JOB
Look through the data and write out every line with the word "Deposits" in it.

RECORDS TO USE

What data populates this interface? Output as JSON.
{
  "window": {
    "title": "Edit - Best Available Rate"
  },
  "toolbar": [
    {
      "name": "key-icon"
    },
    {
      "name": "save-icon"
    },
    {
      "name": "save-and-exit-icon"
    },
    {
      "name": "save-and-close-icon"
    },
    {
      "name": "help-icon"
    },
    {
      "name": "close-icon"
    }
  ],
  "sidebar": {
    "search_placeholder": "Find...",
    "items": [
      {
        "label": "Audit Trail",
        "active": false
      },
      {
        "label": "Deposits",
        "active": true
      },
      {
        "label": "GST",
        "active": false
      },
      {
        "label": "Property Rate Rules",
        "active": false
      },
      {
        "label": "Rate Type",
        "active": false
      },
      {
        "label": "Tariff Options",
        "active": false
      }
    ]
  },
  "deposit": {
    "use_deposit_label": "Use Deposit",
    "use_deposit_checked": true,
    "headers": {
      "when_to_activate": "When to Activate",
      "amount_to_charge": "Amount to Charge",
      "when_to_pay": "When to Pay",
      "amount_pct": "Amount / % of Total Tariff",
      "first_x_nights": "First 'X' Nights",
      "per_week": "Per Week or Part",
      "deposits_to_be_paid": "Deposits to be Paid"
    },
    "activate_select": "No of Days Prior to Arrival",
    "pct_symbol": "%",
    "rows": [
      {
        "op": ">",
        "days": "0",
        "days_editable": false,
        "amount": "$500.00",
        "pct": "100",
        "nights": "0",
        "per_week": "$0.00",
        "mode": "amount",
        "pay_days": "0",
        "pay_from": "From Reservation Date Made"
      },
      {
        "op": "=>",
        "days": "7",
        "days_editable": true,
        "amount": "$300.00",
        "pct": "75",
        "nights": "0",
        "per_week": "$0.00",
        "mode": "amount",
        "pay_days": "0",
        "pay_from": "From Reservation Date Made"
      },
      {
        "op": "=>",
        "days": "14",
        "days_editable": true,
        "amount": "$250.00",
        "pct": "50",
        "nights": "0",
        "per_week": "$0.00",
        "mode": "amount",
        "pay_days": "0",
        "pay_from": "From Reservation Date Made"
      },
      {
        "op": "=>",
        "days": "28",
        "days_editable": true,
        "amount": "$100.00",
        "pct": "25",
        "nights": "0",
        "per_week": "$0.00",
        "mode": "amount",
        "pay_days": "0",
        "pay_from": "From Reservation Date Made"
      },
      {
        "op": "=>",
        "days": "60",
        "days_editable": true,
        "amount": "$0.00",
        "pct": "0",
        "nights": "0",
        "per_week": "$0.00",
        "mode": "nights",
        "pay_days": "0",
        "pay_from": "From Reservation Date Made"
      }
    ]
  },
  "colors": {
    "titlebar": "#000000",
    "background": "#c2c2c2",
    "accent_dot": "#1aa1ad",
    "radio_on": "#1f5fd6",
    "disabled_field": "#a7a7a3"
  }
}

SOLUTION TO THIS PROBLEM
        "label": "Deposits",
      "deposits_to_be_paid": "Deposits to be Paid"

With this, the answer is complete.